* [Metin alıntısı]
^^^^^^^^^^^^^^^^
10 Kasım’ı geride bıraktık…
Her yıl biraz daha artan özlemle, saygıyla ve minnetle Ata’mızı andık…
Anmak kadar, hatta belki daha fazla anlamaya ihtiyaç duyuyoruz aslında…
Neyi, neden, hangi şartlarda yaptığını anlamak…
Ancak gerçekten anlayabildiğimizde Ata’yı anmak daha bir anlam kazanacak.
Bugünün de en sancılı konularından biri eğitim, eğitimden bahsedelim bugün biraz…
Harf inkılabıyla, Mustafa Kemal Atatürk’ün eğitimde yaptığı devrimle analım, anlayalım bu hafta ulu önderi…
***
1914’te Osmanlı’da sadece ABD’nin 426 misyoner okulu bulunuyordu. İngiliz, Fransız, Amerikan, İtalyan ve Alman misyonerlerinin Osmanlı topraklarındaki toplam yabancı okul sayısı 2 bin civarındaydı. Bunlara azınlıkların kendi okulları da ilave edildiğinde rakam 10 bini buluyordu.
^^^^^^^^^^^^^^^^
(Bir koleksiyondan alınmış girdiler)
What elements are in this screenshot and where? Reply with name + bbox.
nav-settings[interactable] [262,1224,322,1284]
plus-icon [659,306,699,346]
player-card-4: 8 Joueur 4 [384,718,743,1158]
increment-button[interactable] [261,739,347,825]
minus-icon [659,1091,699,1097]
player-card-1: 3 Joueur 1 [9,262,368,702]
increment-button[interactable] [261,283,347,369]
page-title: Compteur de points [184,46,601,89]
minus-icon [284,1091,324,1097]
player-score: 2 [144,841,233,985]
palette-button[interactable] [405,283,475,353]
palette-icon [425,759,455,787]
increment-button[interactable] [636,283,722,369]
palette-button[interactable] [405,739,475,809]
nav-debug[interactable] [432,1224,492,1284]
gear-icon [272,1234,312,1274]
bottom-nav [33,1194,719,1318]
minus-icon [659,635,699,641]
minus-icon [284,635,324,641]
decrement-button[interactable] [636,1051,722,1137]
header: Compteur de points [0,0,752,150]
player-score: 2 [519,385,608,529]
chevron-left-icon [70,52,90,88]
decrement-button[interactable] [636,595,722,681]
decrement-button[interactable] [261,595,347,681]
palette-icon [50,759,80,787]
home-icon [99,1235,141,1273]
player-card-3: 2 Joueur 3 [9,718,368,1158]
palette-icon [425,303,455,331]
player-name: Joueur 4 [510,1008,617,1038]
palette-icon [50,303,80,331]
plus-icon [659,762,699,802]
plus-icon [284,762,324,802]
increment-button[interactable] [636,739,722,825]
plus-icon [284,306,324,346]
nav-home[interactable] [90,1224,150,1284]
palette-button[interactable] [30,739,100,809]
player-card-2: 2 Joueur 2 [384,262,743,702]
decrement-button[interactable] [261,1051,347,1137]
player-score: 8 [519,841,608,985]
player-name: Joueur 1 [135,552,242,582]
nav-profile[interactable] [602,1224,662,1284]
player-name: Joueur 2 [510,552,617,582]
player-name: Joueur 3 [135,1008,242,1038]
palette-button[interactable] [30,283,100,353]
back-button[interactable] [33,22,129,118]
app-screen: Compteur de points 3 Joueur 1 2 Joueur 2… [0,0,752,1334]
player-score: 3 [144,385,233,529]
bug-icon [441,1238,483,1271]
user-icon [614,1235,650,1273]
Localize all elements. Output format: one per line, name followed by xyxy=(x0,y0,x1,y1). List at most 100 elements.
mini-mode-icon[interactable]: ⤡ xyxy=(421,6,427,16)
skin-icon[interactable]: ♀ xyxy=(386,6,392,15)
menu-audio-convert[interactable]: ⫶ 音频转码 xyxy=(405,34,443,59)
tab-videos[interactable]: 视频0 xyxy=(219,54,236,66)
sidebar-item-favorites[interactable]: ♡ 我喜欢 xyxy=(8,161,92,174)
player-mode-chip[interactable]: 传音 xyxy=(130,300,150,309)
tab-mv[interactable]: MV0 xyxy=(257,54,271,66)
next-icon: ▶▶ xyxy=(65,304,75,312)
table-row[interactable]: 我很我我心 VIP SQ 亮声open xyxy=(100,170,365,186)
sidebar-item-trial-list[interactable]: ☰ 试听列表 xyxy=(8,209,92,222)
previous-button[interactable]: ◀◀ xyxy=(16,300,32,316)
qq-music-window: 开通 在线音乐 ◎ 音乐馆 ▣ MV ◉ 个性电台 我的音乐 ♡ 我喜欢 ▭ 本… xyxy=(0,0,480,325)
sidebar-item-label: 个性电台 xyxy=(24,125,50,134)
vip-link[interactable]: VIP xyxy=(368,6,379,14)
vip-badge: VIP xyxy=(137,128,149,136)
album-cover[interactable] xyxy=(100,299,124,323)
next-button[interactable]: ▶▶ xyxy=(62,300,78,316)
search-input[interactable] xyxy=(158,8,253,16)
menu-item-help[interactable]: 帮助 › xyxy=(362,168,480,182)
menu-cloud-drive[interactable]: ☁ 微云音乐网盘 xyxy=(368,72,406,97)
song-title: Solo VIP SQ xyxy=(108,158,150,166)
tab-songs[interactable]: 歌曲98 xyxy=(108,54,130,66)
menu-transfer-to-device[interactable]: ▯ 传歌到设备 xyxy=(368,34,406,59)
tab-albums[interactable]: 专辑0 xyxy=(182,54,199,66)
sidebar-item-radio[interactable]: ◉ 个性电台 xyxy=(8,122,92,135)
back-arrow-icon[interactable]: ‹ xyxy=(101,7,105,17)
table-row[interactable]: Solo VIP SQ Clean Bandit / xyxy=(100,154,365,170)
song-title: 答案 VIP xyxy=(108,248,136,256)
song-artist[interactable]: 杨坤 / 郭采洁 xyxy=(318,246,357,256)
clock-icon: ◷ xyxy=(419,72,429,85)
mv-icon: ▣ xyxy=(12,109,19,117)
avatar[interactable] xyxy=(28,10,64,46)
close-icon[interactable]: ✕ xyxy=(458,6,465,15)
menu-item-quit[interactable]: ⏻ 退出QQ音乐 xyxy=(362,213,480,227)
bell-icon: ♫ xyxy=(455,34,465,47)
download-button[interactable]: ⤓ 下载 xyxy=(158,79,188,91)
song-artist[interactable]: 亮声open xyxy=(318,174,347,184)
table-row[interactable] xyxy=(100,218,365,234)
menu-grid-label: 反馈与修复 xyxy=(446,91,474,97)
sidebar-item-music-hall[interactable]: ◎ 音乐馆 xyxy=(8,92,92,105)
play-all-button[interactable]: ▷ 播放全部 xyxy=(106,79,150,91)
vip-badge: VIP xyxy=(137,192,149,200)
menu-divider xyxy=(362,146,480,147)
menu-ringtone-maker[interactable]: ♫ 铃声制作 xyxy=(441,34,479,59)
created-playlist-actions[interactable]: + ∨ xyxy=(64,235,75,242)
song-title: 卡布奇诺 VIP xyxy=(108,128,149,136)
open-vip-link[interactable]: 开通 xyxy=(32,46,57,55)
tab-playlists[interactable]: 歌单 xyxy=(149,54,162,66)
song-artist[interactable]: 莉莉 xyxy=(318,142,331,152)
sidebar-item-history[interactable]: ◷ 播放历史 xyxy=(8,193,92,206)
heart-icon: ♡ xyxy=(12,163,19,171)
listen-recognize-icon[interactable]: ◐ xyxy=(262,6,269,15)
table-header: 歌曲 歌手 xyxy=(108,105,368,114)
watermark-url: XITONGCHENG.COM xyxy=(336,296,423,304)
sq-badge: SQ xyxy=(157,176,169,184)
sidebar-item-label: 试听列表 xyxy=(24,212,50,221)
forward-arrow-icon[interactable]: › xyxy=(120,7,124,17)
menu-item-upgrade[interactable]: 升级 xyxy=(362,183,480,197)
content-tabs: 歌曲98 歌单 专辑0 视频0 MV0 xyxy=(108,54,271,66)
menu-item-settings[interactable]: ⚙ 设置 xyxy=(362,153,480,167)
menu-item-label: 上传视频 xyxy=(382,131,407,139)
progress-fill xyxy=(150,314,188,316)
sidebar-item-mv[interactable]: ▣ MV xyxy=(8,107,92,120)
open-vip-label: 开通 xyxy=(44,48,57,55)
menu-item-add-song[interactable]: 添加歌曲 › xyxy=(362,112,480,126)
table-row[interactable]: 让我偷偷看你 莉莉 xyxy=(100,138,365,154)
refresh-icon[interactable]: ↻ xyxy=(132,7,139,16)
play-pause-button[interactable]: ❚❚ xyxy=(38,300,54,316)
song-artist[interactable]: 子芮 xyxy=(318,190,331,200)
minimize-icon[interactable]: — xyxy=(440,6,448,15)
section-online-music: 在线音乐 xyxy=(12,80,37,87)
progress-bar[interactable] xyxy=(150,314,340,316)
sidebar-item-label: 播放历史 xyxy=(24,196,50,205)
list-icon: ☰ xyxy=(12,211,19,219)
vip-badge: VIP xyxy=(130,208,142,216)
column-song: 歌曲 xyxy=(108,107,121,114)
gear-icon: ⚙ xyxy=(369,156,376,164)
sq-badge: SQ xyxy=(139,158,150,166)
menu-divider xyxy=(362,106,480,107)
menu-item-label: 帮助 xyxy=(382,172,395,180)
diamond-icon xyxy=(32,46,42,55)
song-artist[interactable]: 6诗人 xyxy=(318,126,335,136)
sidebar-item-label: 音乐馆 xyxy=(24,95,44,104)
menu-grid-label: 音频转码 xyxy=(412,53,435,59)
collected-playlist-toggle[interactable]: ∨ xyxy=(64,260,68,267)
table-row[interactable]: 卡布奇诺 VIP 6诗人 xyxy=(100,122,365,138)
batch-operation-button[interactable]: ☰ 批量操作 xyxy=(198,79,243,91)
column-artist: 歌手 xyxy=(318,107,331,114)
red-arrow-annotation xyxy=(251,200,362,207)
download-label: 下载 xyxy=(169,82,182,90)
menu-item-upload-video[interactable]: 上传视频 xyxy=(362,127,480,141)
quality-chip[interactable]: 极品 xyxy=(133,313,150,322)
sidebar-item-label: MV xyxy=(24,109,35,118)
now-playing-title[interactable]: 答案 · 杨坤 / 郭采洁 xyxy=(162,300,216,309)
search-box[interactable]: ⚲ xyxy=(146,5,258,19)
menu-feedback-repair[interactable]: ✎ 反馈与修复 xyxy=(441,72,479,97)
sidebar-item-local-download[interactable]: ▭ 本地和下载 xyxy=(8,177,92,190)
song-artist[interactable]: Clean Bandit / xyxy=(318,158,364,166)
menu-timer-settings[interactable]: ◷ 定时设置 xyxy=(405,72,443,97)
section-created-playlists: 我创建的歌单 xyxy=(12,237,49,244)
^^^^^^^^^^^^^^^^
* [Alıştırma amacı] Atatürk'ün eğitim devrimini anlatan yazıyı son cümlesinden sonra devam ettirin.

* [Cevap]
Okullarda uygulanan müfredat Osmanlı’dan tamamen bağımsızdı ve Osmanlı devletinin de müdahale etme hakkı yoktu.
Ülkede yabancı devletlerin okullarının hakimiyeti vardı. Bulgar okulları Bulgaristan’ın kuruluşunda, Merzifon okulu Pontus isyanında, Adana Okulu Ermeni isyanında, Güneydoğuda ki okullar da Fransız işgalinde karargah görevi üstlenmişti.
Osmanlı eğitimde yaptığı büyük hataları fark ettiğinde artık iş işten geçmişti.
Abdülhamit bazı okulları kapatmak istediğinde ABD İzmir’e savaş gemisi gönderdi. Bunun üzerine Osmanlı geri adım atmak zorunda kaldı.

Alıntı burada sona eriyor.